Excerpt from a dataset:
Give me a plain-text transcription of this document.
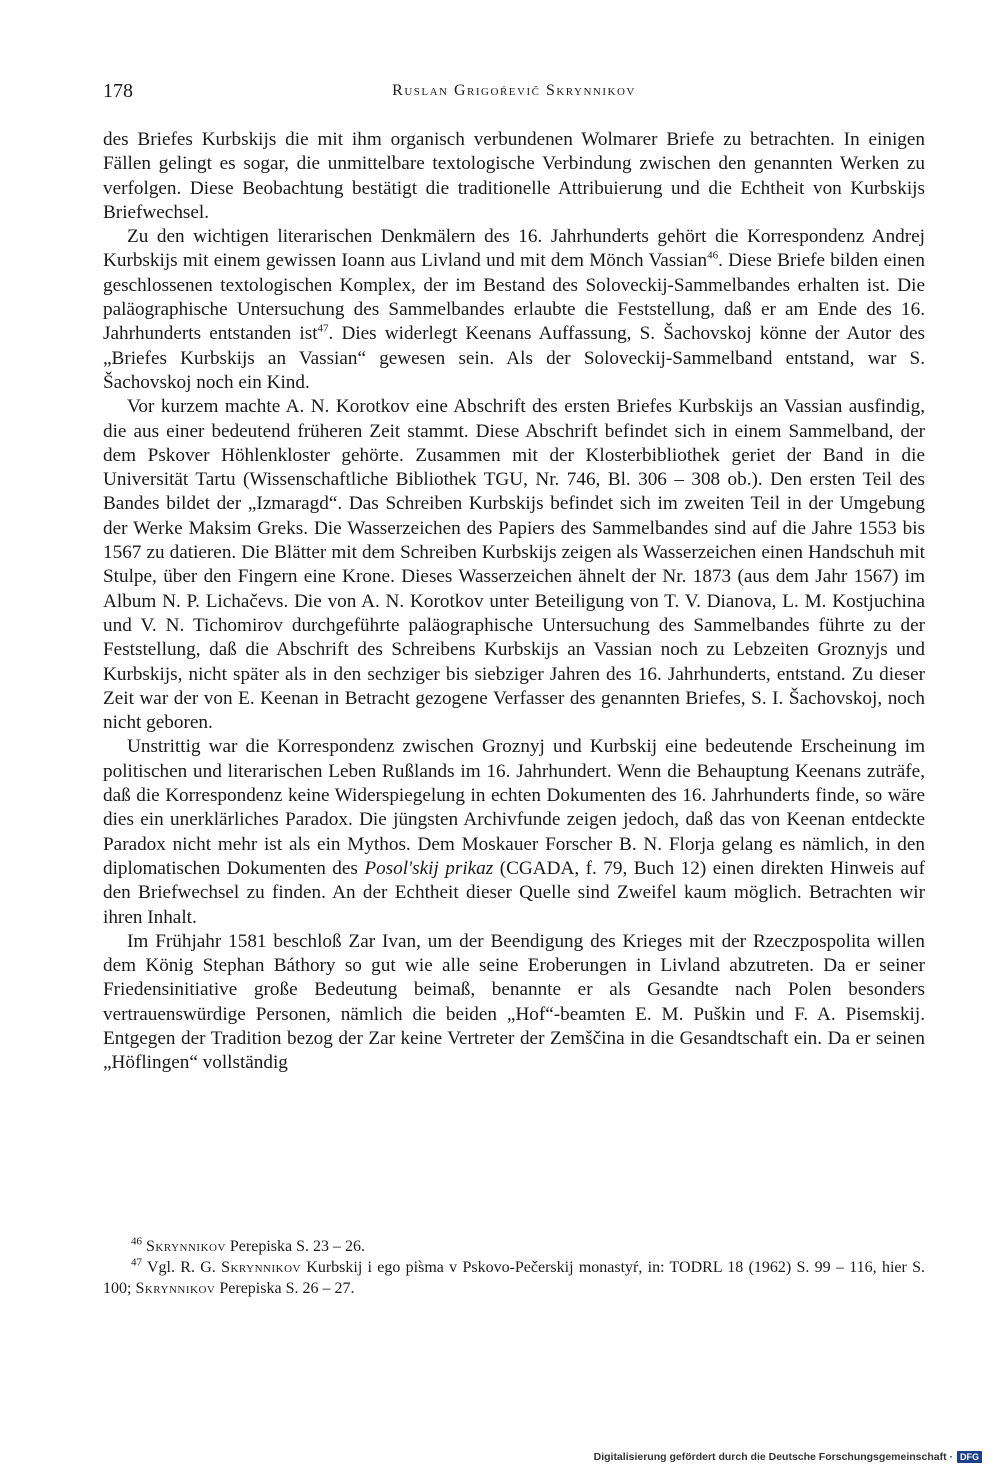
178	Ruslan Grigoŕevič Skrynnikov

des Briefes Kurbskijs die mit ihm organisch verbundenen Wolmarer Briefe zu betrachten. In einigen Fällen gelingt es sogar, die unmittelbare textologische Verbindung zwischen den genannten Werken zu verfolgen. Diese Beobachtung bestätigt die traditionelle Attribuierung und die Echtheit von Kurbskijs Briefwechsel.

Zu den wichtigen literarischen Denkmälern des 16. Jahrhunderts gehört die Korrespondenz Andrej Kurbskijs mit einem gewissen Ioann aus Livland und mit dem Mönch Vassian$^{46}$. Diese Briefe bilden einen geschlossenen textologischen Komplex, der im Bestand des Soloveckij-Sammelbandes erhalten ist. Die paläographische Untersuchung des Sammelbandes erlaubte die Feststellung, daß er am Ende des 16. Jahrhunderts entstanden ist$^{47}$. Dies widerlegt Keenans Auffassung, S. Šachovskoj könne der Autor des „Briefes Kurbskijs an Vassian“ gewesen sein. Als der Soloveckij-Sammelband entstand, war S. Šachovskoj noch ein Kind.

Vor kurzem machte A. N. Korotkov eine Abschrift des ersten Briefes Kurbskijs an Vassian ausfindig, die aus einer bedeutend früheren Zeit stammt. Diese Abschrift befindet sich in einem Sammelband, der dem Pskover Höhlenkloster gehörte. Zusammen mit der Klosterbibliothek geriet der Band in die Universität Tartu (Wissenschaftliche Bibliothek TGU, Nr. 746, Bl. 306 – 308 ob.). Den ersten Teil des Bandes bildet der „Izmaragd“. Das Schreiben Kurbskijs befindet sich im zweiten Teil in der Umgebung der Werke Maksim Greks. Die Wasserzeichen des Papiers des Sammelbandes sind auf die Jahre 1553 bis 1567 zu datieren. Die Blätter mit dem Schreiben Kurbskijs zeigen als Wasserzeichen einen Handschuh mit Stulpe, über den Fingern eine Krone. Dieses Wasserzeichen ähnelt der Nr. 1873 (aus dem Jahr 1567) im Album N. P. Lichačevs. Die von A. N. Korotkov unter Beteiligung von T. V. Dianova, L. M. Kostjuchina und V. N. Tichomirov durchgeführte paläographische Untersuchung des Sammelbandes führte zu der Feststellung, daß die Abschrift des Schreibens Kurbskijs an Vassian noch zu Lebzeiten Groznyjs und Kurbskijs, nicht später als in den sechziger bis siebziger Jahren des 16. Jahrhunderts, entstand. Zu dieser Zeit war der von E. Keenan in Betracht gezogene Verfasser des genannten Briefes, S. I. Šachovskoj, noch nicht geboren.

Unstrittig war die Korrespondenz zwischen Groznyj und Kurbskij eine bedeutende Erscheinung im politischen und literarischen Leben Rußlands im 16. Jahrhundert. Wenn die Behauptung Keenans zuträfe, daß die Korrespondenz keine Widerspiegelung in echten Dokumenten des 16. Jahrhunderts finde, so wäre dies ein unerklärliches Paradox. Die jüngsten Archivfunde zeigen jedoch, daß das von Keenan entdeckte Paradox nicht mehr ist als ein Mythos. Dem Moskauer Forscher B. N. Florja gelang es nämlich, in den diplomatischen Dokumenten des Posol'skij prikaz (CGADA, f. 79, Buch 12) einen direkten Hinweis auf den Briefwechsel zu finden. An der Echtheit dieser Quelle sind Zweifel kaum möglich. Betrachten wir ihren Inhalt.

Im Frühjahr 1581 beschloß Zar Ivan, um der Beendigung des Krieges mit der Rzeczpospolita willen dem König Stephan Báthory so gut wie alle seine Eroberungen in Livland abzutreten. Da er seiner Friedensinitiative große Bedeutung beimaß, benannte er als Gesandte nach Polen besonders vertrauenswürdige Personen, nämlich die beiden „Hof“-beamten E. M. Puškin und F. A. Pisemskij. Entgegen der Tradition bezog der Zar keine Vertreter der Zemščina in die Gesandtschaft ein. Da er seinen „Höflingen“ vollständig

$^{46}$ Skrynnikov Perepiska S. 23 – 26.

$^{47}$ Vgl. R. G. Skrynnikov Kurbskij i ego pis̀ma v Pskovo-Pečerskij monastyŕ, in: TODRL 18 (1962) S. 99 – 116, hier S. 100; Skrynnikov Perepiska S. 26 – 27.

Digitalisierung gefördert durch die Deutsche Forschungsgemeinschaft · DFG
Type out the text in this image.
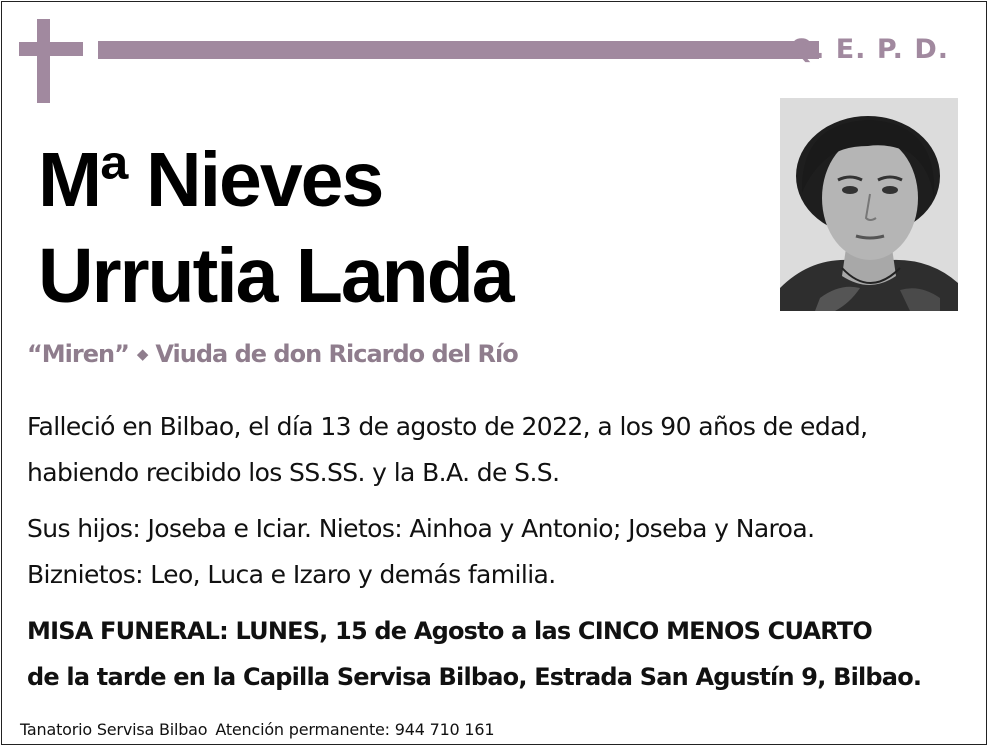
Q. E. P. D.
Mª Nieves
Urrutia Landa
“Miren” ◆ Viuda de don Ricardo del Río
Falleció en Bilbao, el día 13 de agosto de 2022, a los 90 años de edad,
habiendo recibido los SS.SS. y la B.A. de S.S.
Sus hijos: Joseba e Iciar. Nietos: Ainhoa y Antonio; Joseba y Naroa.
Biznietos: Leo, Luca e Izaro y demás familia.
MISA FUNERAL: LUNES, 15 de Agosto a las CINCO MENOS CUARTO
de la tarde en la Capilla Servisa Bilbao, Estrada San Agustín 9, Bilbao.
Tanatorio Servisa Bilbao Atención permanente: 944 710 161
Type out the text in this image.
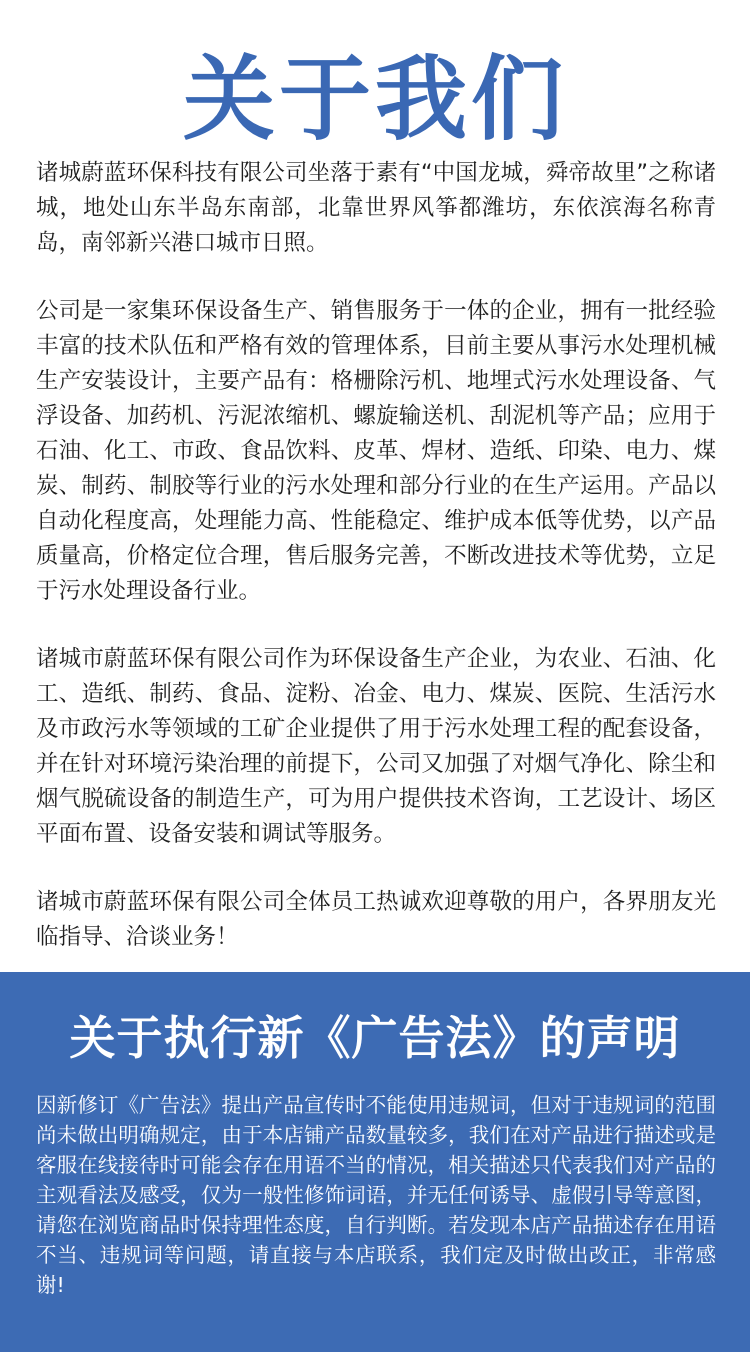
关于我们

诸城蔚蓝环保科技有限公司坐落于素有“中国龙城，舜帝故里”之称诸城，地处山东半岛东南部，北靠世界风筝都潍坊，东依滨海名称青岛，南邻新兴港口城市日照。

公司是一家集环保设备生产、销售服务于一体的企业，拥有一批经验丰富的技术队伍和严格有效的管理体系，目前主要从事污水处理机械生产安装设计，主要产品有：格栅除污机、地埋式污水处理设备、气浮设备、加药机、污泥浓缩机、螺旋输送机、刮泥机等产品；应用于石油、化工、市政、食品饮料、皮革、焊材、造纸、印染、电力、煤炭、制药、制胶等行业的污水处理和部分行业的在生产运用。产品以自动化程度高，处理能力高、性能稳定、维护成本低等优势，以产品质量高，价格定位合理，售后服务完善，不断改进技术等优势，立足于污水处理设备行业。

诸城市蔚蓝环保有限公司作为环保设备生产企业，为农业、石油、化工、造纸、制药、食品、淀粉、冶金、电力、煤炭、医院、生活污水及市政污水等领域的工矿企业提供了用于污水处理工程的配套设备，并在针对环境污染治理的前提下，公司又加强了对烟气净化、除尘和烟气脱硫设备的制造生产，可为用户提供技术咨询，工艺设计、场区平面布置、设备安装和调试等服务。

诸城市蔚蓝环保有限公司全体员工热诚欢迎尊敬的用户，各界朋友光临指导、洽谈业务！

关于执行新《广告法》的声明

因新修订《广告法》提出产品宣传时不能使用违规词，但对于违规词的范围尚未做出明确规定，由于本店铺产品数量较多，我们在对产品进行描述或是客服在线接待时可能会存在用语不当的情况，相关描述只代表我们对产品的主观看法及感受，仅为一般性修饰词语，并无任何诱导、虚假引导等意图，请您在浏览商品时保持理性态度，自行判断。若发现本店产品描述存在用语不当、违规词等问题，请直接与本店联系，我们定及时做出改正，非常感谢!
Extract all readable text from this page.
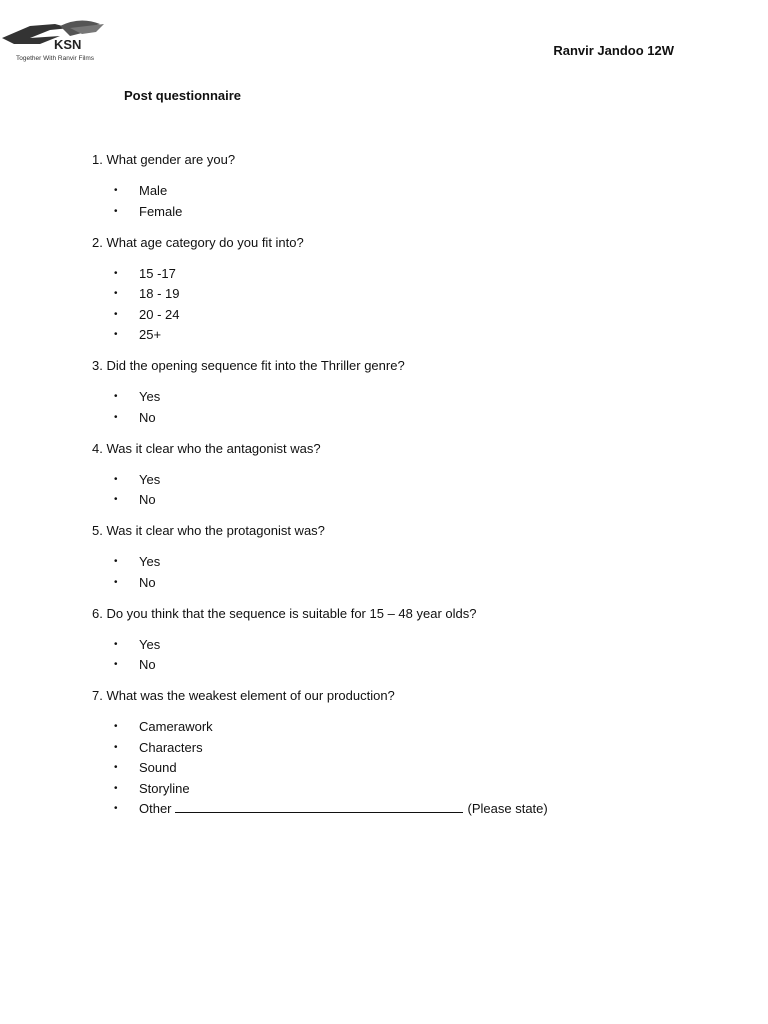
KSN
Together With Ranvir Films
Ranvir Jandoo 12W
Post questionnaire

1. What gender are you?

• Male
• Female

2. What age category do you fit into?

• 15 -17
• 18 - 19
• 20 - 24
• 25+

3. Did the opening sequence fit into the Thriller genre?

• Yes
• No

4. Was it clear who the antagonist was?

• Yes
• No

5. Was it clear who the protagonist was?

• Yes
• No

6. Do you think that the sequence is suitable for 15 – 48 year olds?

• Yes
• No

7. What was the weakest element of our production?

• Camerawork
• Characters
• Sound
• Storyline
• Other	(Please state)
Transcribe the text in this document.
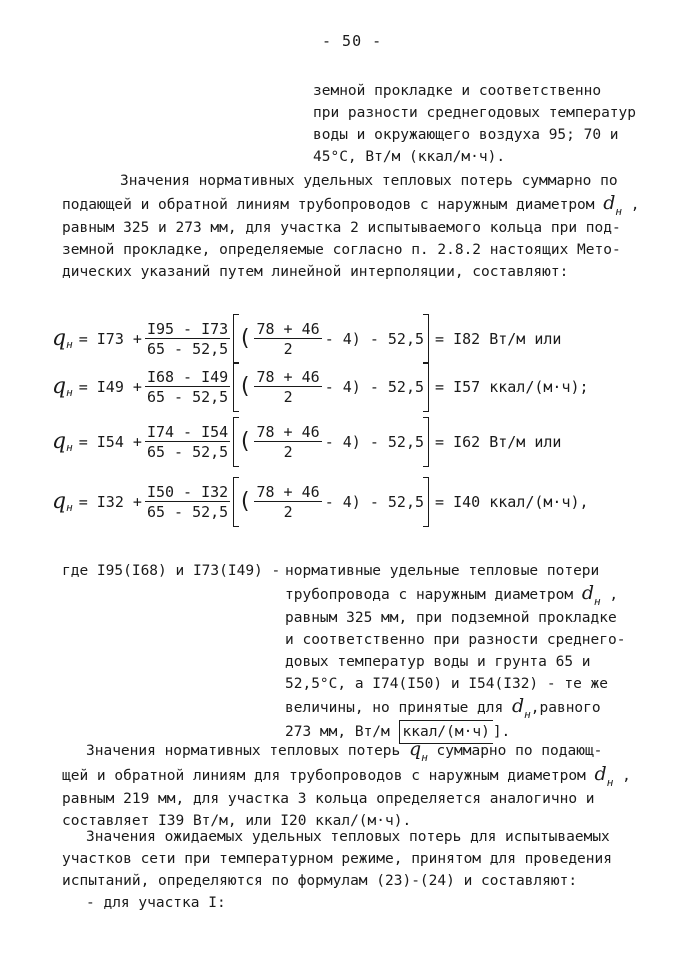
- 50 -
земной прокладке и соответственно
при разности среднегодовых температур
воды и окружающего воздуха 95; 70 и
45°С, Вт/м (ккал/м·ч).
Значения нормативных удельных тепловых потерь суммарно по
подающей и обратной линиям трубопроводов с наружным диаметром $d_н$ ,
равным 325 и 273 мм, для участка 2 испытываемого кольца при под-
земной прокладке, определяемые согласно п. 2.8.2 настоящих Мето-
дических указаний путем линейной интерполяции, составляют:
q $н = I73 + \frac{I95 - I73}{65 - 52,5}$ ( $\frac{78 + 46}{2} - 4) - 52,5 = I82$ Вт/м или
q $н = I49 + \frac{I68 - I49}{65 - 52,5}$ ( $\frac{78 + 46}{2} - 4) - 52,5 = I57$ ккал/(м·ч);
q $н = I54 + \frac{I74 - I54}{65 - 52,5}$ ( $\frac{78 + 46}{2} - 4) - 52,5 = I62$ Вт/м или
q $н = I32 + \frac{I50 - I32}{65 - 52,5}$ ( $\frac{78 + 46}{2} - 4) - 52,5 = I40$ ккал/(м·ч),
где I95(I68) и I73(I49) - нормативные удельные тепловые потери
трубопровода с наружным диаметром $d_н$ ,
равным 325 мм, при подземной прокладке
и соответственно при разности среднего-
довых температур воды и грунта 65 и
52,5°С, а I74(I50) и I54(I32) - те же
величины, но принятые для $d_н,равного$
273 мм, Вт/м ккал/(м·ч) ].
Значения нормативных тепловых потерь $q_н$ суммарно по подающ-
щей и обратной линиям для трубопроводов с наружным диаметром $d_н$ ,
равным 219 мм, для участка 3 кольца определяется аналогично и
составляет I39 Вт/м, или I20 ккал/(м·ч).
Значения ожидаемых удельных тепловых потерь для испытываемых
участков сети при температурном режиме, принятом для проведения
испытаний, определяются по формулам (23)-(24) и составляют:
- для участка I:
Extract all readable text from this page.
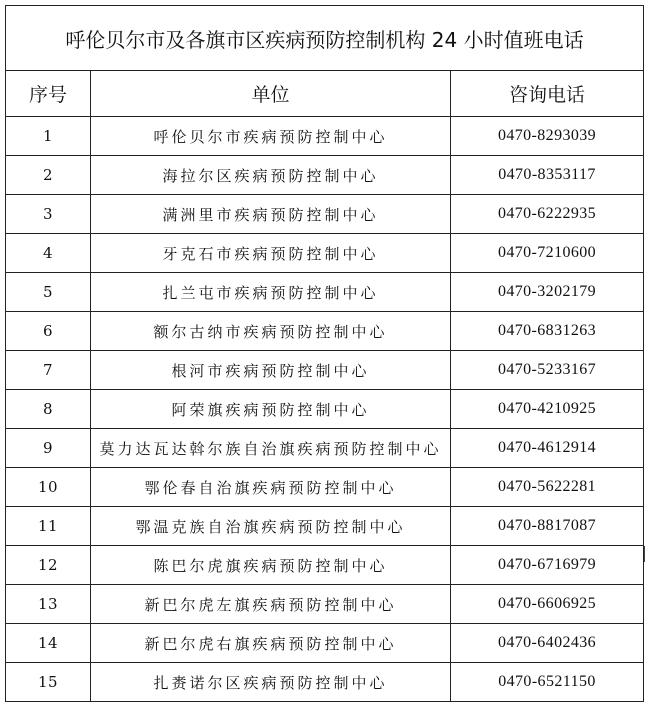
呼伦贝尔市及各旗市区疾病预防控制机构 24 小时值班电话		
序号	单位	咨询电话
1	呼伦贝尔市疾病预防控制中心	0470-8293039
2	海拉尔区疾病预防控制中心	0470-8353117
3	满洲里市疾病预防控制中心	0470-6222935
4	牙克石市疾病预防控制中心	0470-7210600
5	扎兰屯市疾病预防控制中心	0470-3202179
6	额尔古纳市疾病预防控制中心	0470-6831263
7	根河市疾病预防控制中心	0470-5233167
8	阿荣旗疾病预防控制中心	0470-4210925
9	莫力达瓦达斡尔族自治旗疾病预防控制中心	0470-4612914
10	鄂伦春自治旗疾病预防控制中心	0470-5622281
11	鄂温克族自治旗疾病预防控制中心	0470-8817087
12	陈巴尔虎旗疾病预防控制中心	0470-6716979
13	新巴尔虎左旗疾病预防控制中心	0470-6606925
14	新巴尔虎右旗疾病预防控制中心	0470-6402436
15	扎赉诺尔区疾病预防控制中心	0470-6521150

• **WRITTEN TASK**:
Copy out all lines above that include the string "sequence".

• **SOLUTION TO THE EXERCISE**:
3. Did the opening sequence fit into the Thriller genre?
6. Do you think that the sequence is suitable for 15 – 48 year olds?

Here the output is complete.